Aim of the task »
Copy verbatim the entries from the line with "y-tick-label: 1017 (526, 145, 550, 157)" up to and including the line with "x-tick-label: 0 (552, 224, 558, 236)".

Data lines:
⁂

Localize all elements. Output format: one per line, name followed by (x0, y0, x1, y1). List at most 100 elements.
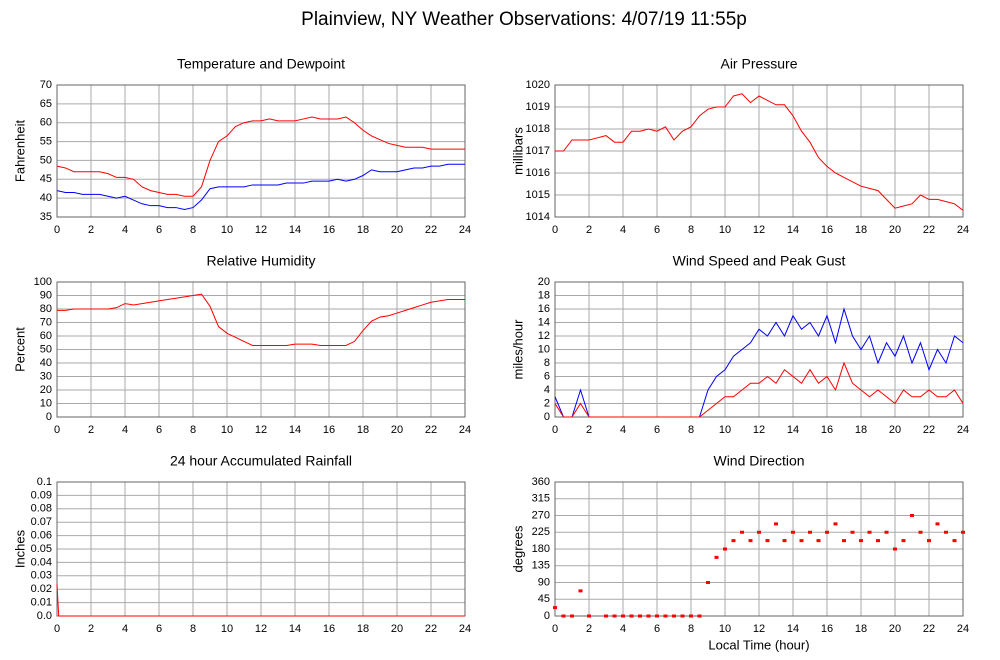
y-tick-label: 1017 (526, 145, 550, 157)
y-tick-label: 10 (40, 397, 52, 409)
data-point (689, 614, 693, 618)
x-tick-label: 10 (719, 224, 731, 236)
x-tick-label: 16 (323, 623, 335, 635)
data-point (961, 530, 965, 534)
data-line (56, 583, 465, 617)
data-point (697, 614, 702, 618)
x-tick-label: 0 (54, 424, 60, 436)
data-point (587, 614, 591, 618)
x-tick-label: 20 (391, 424, 403, 436)
x-tick-label: 16 (821, 224, 833, 236)
y-tick-label: 70 (40, 316, 52, 328)
data-point (893, 547, 897, 551)
y-tick-label: 55 (40, 135, 52, 147)
data-point (816, 539, 821, 543)
plot-frame (56, 281, 466, 418)
x-tick-label: 18 (855, 224, 867, 236)
data-point (765, 539, 770, 543)
panel-title: Relative Humidity (207, 253, 316, 269)
x-tick-label: 4 (122, 623, 128, 635)
y-tick-label: 45 (40, 173, 52, 185)
y-tick-label: 270 (532, 509, 550, 521)
x-tick-label: 16 (821, 623, 833, 635)
x-tick-label: 0 (552, 623, 558, 635)
data-point (570, 614, 574, 618)
data-point (646, 614, 651, 618)
x-tick-label: 18 (855, 623, 867, 635)
y-tick-label: 0 (46, 411, 52, 423)
x-tick-label: 20 (889, 224, 901, 236)
data-point (799, 539, 804, 543)
data-line (56, 116, 465, 197)
x-tick-label: 12 (255, 224, 267, 236)
panel-title: Wind Speed and Peak Gust (673, 253, 846, 269)
data-point (876, 539, 880, 543)
y-tick-label: 0.03 (31, 570, 52, 582)
x-tick-label: 0 (552, 424, 558, 436)
data-point (884, 530, 889, 534)
y-tick-label: 0.05 (31, 543, 52, 555)
y-tick-label: 2 (544, 397, 550, 409)
x-tick-label: 8 (190, 424, 196, 436)
y-tick-label: 1014 (526, 211, 550, 223)
x-tick-label: 22 (923, 224, 935, 236)
y-tick-label: 60 (40, 330, 52, 342)
y-tick-label: 90 (538, 576, 550, 588)
x-tick-label: 12 (753, 424, 765, 436)
y-tick-label: 135 (532, 560, 550, 572)
x-tick-label: 0 (54, 623, 60, 635)
data-point (578, 589, 583, 593)
x-tick-label: 16 (323, 424, 335, 436)
x-tick-label: 12 (255, 623, 267, 635)
data-point (621, 614, 625, 618)
data-point (757, 530, 761, 534)
y-axis-label: Inches (12, 529, 27, 568)
y-axis-label: miles/hour (510, 319, 525, 380)
y-tick-label: 0 (544, 411, 550, 423)
data-point (714, 555, 719, 559)
x-tick-label: 0 (552, 224, 558, 236)
x-tick-label: 4 (122, 424, 128, 436)
y-tick-label: 80 (40, 303, 52, 315)
y-tick-label: 0.04 (31, 556, 52, 568)
x-tick-label: 4 (620, 623, 626, 635)
y-tick-label: 0.07 (31, 516, 52, 528)
data-point (901, 539, 906, 543)
x-tick-label: 2 (88, 623, 94, 635)
data-point (680, 614, 685, 618)
x-tick-label: 6 (654, 623, 660, 635)
x-tick-label: 2 (88, 424, 94, 436)
y-tick-label: 65 (40, 98, 52, 110)
y-tick-label: 35 (40, 211, 52, 223)
page-title: Plainview, NY Weather Observations: 4/07… (301, 9, 747, 30)
plot-frame (56, 84, 466, 218)
plot-frame (554, 281, 964, 418)
data-point (825, 530, 829, 534)
data-point (723, 547, 727, 551)
data-line (554, 361, 964, 418)
y-tick-label: 0.06 (31, 530, 52, 542)
y-tick-label: 360 (532, 476, 550, 488)
data-line (555, 93, 964, 211)
data-point (706, 581, 710, 584)
data-point (791, 530, 795, 534)
y-tick-label: 18 (538, 289, 550, 301)
x-tick-label: 6 (156, 623, 162, 635)
data-line (57, 293, 465, 346)
y-tick-label: 180 (532, 543, 550, 555)
data-point (663, 614, 668, 618)
x-tick-label: 12 (753, 224, 765, 236)
y-tick-label: 0.09 (31, 489, 52, 501)
y-tick-label: 12 (538, 330, 550, 342)
x-tick-label: 10 (221, 424, 233, 436)
data-point (833, 522, 838, 526)
y-axis-label: Percent (12, 327, 27, 372)
data-point (867, 530, 872, 534)
y-tick-label: 315 (532, 493, 550, 505)
y-tick-label: 90 (40, 289, 52, 301)
x-tick-label: 6 (156, 224, 162, 236)
y-tick-label: 0.1 (37, 476, 52, 488)
y-tick-label: 4 (544, 384, 550, 396)
y-tick-label: 50 (40, 154, 52, 166)
data-point (748, 539, 753, 543)
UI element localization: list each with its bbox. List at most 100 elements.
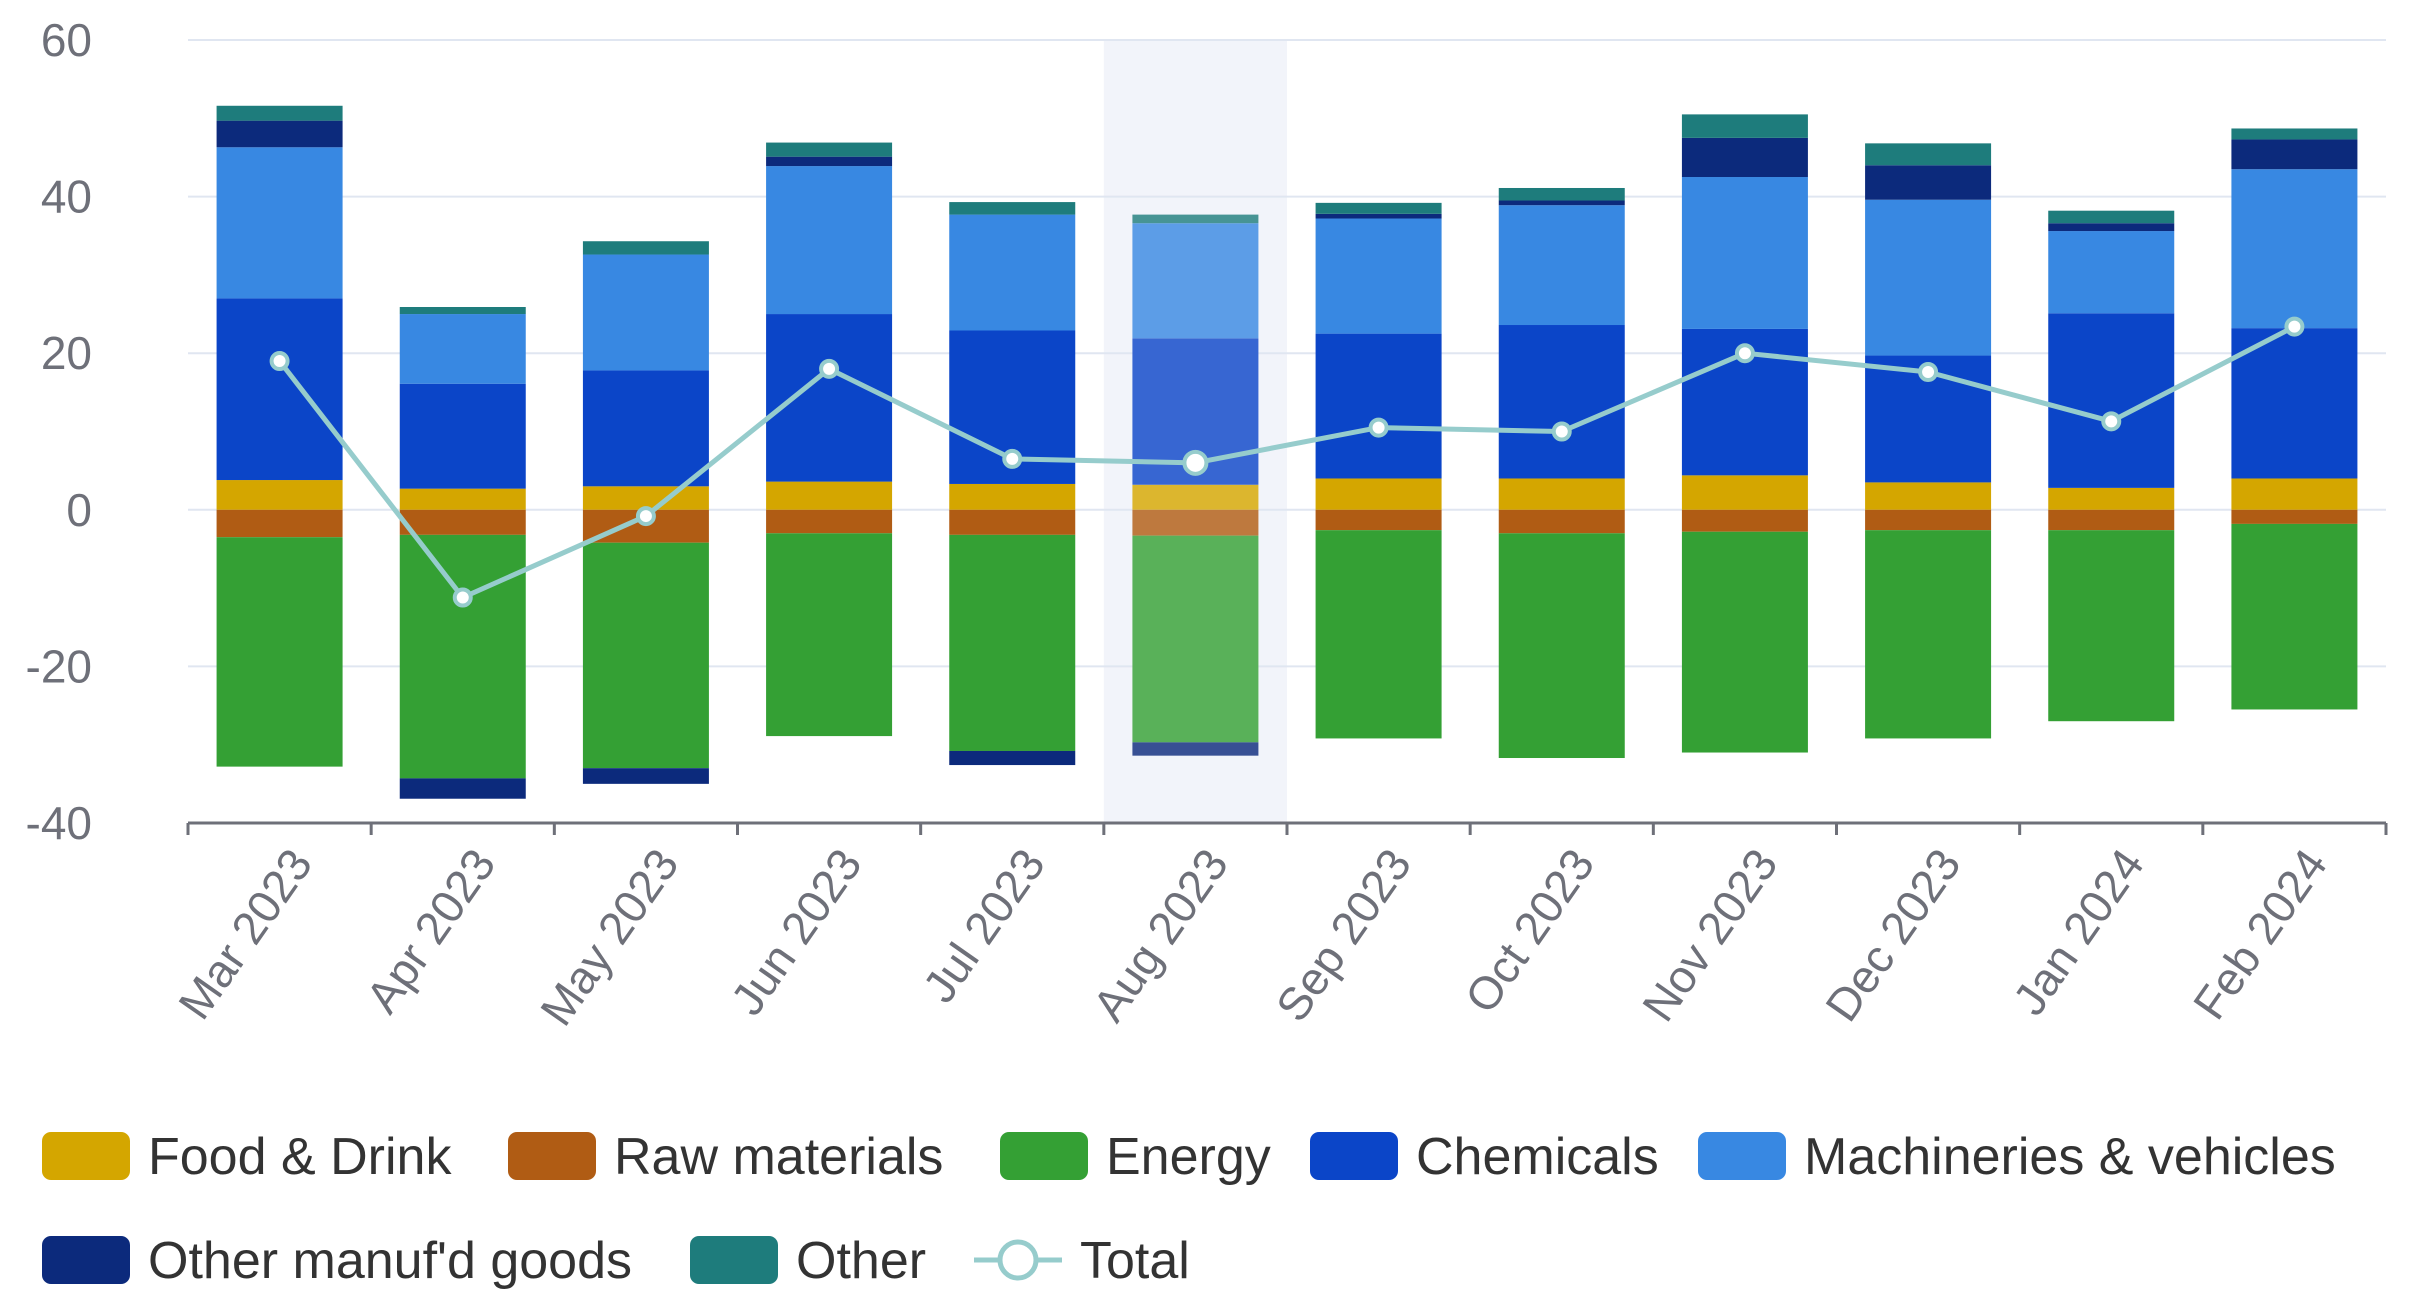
legend-swatch — [1310, 1132, 1398, 1180]
bar-other-manuf-d-goods-dec-2023 — [1865, 165, 1992, 200]
bar-other-feb-2024 — [2231, 128, 2358, 140]
bar-other-manuf-d-goods-jan-2024 — [2048, 223, 2175, 232]
legend-label: Other — [796, 1232, 926, 1290]
legend-label: Chemicals — [1416, 1128, 1659, 1186]
bar-raw-materials-apr-2023 — [399, 509, 526, 535]
bar-energy-jul-2023 — [949, 534, 1076, 751]
total-point-mar-2023 — [269, 351, 290, 372]
bar-chemicals-may-2023 — [582, 370, 709, 487]
bar-energy-mar-2023 — [216, 537, 343, 767]
x-tick-label-jun-2023: Jun 2023 — [720, 839, 871, 1024]
bar-raw-materials-jun-2023 — [766, 509, 893, 534]
total-point-oct-2023 — [1551, 421, 1572, 442]
legend-label: Energy — [1106, 1128, 1271, 1186]
bar-raw-materials-aug-2023 — [1132, 509, 1259, 536]
y-tick-label: 40 — [41, 171, 92, 223]
legend-item-chemicals[interactable]: Chemicals — [1310, 1128, 1659, 1186]
bar-other-may-2023 — [582, 241, 709, 255]
total-point-feb-2024 — [2284, 316, 2305, 337]
bar-energy-may-2023 — [582, 542, 709, 769]
y-tick-label: -40 — [26, 797, 92, 849]
legend-swatch-marker — [997, 1239, 1039, 1281]
bar-other-manuf-d-goods-feb-2024 — [2231, 139, 2358, 170]
bar-food-drink-jun-2023 — [766, 481, 893, 510]
legend-swatch — [42, 1236, 130, 1284]
bar-other-manuf-d-goods-mar-2023 — [216, 120, 343, 148]
bar-energy-oct-2023 — [1498, 533, 1625, 759]
grid-lines — [188, 39, 2386, 668]
bar-raw-materials-jul-2023 — [949, 509, 1076, 535]
bar-energy-aug-2023 — [1132, 535, 1259, 743]
bar-machineries-vehicles-jun-2023 — [766, 166, 893, 315]
legend-label: Other manuf'd goods — [148, 1232, 632, 1290]
bar-other-manuf-d-goods-aug-2023 — [1132, 742, 1259, 756]
bar-other-jun-2023 — [766, 142, 893, 157]
legend-swatch — [1000, 1132, 1088, 1180]
legend: Food & Drink Raw materials Energy Chemicals… — [42, 1128, 2336, 1290]
x-tick-label-dec-2023: Dec 2023 — [1815, 839, 1971, 1030]
total-line-path — [277, 324, 2296, 600]
y-tick-label: -20 — [26, 640, 92, 692]
bar-other-mar-2023 — [216, 105, 343, 121]
legend-item-food-drink[interactable]: Food & Drink — [42, 1128, 452, 1186]
y-tick-label: 0 — [66, 484, 92, 536]
bar-machineries-vehicles-dec-2023 — [1865, 199, 1992, 356]
bar-other-manuf-d-goods-oct-2023 — [1498, 200, 1625, 206]
bar-energy-apr-2023 — [399, 534, 526, 779]
bar-other-dec-2023 — [1865, 143, 1992, 166]
bar-raw-materials-jan-2024 — [2048, 509, 2175, 531]
bar-chemicals-mar-2023 — [216, 298, 343, 481]
total-point-apr-2023 — [452, 587, 473, 608]
bar-machineries-vehicles-jan-2024 — [2048, 231, 2175, 314]
x-tick-label-nov-2023: Nov 2023 — [1632, 839, 1788, 1030]
bar-machineries-vehicles-apr-2023 — [399, 314, 526, 384]
legend-item-other[interactable]: Other — [690, 1232, 926, 1290]
bar-machineries-vehicles-jul-2023 — [949, 214, 1076, 331]
bar-food-drink-feb-2024 — [2231, 478, 2358, 510]
bar-other-manuf-d-goods-nov-2023 — [1681, 137, 1808, 178]
legend-item-other-manuf-d-goods[interactable]: Other manuf'd goods — [42, 1232, 632, 1290]
legend-swatch — [508, 1132, 596, 1180]
bar-raw-materials-feb-2024 — [2231, 509, 2358, 524]
x-tick-label-sep-2023: Sep 2023 — [1266, 839, 1422, 1030]
bar-raw-materials-nov-2023 — [1681, 509, 1808, 532]
bar-food-drink-mar-2023 — [216, 480, 343, 510]
bar-other-manuf-d-goods-jul-2023 — [949, 750, 1076, 766]
bar-energy-dec-2023 — [1865, 530, 1992, 739]
bar-energy-nov-2023 — [1681, 531, 1808, 753]
legend-item-raw-materials[interactable]: Raw materials — [508, 1128, 943, 1186]
bar-machineries-vehicles-sep-2023 — [1315, 218, 1442, 334]
legend-item-energy[interactable]: Energy — [1000, 1128, 1271, 1186]
x-tick-label-apr-2023: Apr 2023 — [356, 839, 506, 1022]
bar-other-nov-2023 — [1681, 114, 1808, 138]
bar-machineries-vehicles-oct-2023 — [1498, 205, 1625, 326]
bar-other-oct-2023 — [1498, 187, 1625, 201]
x-tick-label-oct-2023: Oct 2023 — [1455, 839, 1605, 1022]
bar-food-drink-sep-2023 — [1315, 478, 1442, 510]
legend-item-total[interactable]: Total — [974, 1232, 1190, 1290]
bar-food-drink-aug-2023 — [1132, 484, 1259, 510]
x-tick-label-jan-2024: Jan 2024 — [2003, 839, 2154, 1024]
bar-chemicals-apr-2023 — [399, 383, 526, 489]
total-point-dec-2023 — [1918, 361, 1939, 382]
bar-other-sep-2023 — [1315, 202, 1442, 214]
total-point-jan-2024 — [2101, 411, 2122, 432]
total-point-nov-2023 — [1734, 343, 1755, 364]
bar-raw-materials-dec-2023 — [1865, 509, 1992, 531]
total-point-jun-2023 — [819, 358, 840, 379]
legend-label: Total — [1080, 1232, 1190, 1290]
x-tick-label-feb-2024: Feb 2024 — [2183, 839, 2337, 1028]
bar-other-jul-2023 — [949, 202, 1076, 215]
legend-swatch — [42, 1132, 130, 1180]
x-tick-label-jul-2023: Jul 2023 — [912, 839, 1054, 1011]
bar-machineries-vehicles-feb-2024 — [2231, 169, 2358, 329]
legend-item-machineries-vehicles[interactable]: Machineries & vehicles — [1698, 1128, 2336, 1186]
bar-food-drink-nov-2023 — [1681, 475, 1808, 510]
bar-machineries-vehicles-nov-2023 — [1681, 177, 1808, 329]
legend-label: Food & Drink — [148, 1128, 452, 1186]
bar-food-drink-jul-2023 — [949, 483, 1076, 510]
total-point-aug-2023 — [1182, 449, 1209, 476]
bars — [216, 105, 2358, 799]
x-tick-label-may-2023: May 2023 — [530, 839, 688, 1034]
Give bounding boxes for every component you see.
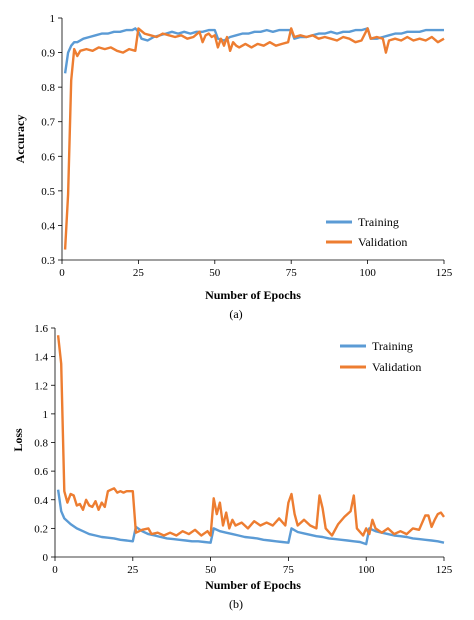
accuracy-x-tick-label: 0 bbox=[59, 267, 65, 279]
accuracy-y-tick-label: 0.5 bbox=[41, 186, 55, 198]
accuracy-legend-label-validation: Validation bbox=[358, 235, 407, 249]
loss-y-axis-title: Loss bbox=[11, 428, 25, 452]
accuracy-chart: Accuracy Number of Epochs (a) 0.3 0.4 0.5 0… bbox=[13, 13, 453, 321]
loss-x-tick-label: 100 bbox=[358, 564, 375, 576]
loss-series-training-line bbox=[56, 489, 445, 546]
loss-x-axis-title: Number of Epochs bbox=[205, 578, 301, 592]
loss-y-tick-label: 0.8 bbox=[34, 438, 48, 450]
accuracy-y-tick-label: 0.4 bbox=[41, 220, 55, 232]
accuracy-x-tick-label: 75 bbox=[286, 267, 298, 279]
loss-y-tick-label: 1.2 bbox=[34, 380, 48, 392]
accuracy-y-tick-label: 1 bbox=[50, 13, 56, 25]
accuracy-x-tick-label: 25 bbox=[133, 267, 145, 279]
accuracy-y-tick-label: 0.8 bbox=[41, 82, 55, 94]
loss-panel-label: (b) bbox=[229, 597, 243, 611]
accuracy-x-tick-label: 100 bbox=[359, 267, 376, 279]
loss-x-tick-label: 0 bbox=[52, 564, 58, 576]
accuracy-x-axis-title: Number of Epochs bbox=[205, 288, 301, 302]
accuracy-y-tick-label: 0.7 bbox=[41, 117, 55, 129]
loss-y-tick-label: 0.6 bbox=[34, 466, 48, 478]
loss-legend-label-training: Training bbox=[372, 339, 413, 353]
loss-y-tick-label: 1.4 bbox=[34, 352, 48, 364]
accuracy-y-tick-label: 0.6 bbox=[41, 151, 55, 163]
loss-y-tick-label: 0 bbox=[43, 552, 49, 564]
loss-y-tick-label: 0.2 bbox=[34, 523, 48, 535]
loss-x-tick-label: 50 bbox=[205, 564, 217, 576]
accuracy-y-axis-title: Accuracy bbox=[13, 115, 27, 164]
loss-legend-label-validation: Validation bbox=[372, 360, 421, 374]
accuracy-series-training-line bbox=[63, 27, 444, 74]
loss-x-tick-label: 25 bbox=[127, 564, 139, 576]
accuracy-x-tick-label: 50 bbox=[209, 267, 221, 279]
loss-series-validation-line bbox=[56, 335, 445, 537]
accuracy-series-validation-line bbox=[63, 27, 445, 250]
loss-x-tick-label: 75 bbox=[283, 564, 295, 576]
loss-chart: Loss Number of Epochs (b) 0 0.2 0.4 0.6 0.8 1… bbox=[11, 323, 453, 611]
accuracy-y-tick-label: 0.3 bbox=[41, 255, 55, 267]
accuracy-y-tick-label: 0.9 bbox=[41, 48, 55, 60]
loss-x-tick-label: 125 bbox=[436, 564, 453, 576]
accuracy-legend-label-training: Training bbox=[358, 215, 399, 229]
accuracy-panel-label: (a) bbox=[229, 307, 242, 321]
accuracy-x-tick-label: 125 bbox=[436, 267, 453, 279]
loss-y-tick-label: 0.4 bbox=[34, 495, 48, 507]
loss-y-tick-label: 1.6 bbox=[34, 323, 48, 335]
loss-y-tick-label: 1 bbox=[43, 409, 49, 421]
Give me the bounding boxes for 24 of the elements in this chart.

⁂

Solved problem »
y-tick-label: 1017 (526, 145, 550, 157)
y-tick-label: 10 (40, 397, 52, 409)
data-point (689, 614, 693, 618)
x-tick-label: 10 (719, 224, 731, 236)
x-tick-label: 16 (323, 623, 335, 635)
data-point (961, 530, 965, 534)
data-line (56, 583, 465, 617)
data-point (697, 614, 702, 618)
x-tick-label: 0 (54, 424, 60, 436)
data-point (587, 614, 591, 618)
x-tick-label: 20 (391, 424, 403, 436)
x-tick-label: 16 (821, 224, 833, 236)
y-tick-label: 70 (40, 316, 52, 328)
data-point (893, 547, 897, 551)
y-tick-label: 55 (40, 135, 52, 147)
data-point (816, 539, 821, 543)
plot-frame (56, 281, 466, 418)
x-tick-label: 18 (855, 224, 867, 236)
data-point (765, 539, 770, 543)
panel-title: Relative Humidity (207, 253, 316, 269)
x-tick-label: 4 (122, 623, 128, 635)
y-tick-label: 45 (40, 173, 52, 185)
y-tick-label: 270 (532, 509, 550, 521)
x-tick-label: 16 (821, 623, 833, 635)
x-tick-label: 0 (552, 623, 558, 635)
data-point (570, 614, 574, 618)
data-point (646, 614, 651, 618)
x-tick-label: 18 (855, 623, 867, 635)
y-tick-label: 0 (46, 411, 52, 423)
x-tick-label: 20 (889, 224, 901, 236)
data-point (799, 539, 804, 543)
data-line (56, 116, 465, 197)
x-tick-label: 12 (255, 224, 267, 236)
panel-title: Wind Speed and Peak Gust (673, 253, 846, 269)
data-point (876, 539, 880, 543)
y-tick-label: 0.03 (31, 570, 52, 582)
x-tick-label: 0 (552, 424, 558, 436)
data-point (884, 530, 889, 534)
y-tick-label: 0.05 (31, 543, 52, 555)
y-tick-label: 2 (544, 397, 550, 409)
x-tick-label: 8 (190, 424, 196, 436)
y-tick-label: 1014 (526, 211, 550, 223)
x-tick-label: 22 (923, 224, 935, 236)
y-tick-label: 60 (40, 330, 52, 342)
y-tick-label: 90 (538, 576, 550, 588)
x-tick-label: 12 (753, 424, 765, 436)
y-tick-label: 135 (532, 560, 550, 572)
x-tick-label: 0 (54, 623, 60, 635)
data-point (578, 589, 583, 593)
x-tick-label: 16 (323, 424, 335, 436)
x-tick-label: 12 (255, 623, 267, 635)
data-point (621, 614, 625, 618)
data-point (757, 530, 761, 534)
y-axis-label: Inches (12, 529, 27, 568)
y-axis-label: miles/hour (510, 319, 525, 380)
y-tick-label: 0 (544, 411, 550, 423)
data-point (714, 555, 719, 559)
x-tick-label: 0 (552, 224, 558, 236)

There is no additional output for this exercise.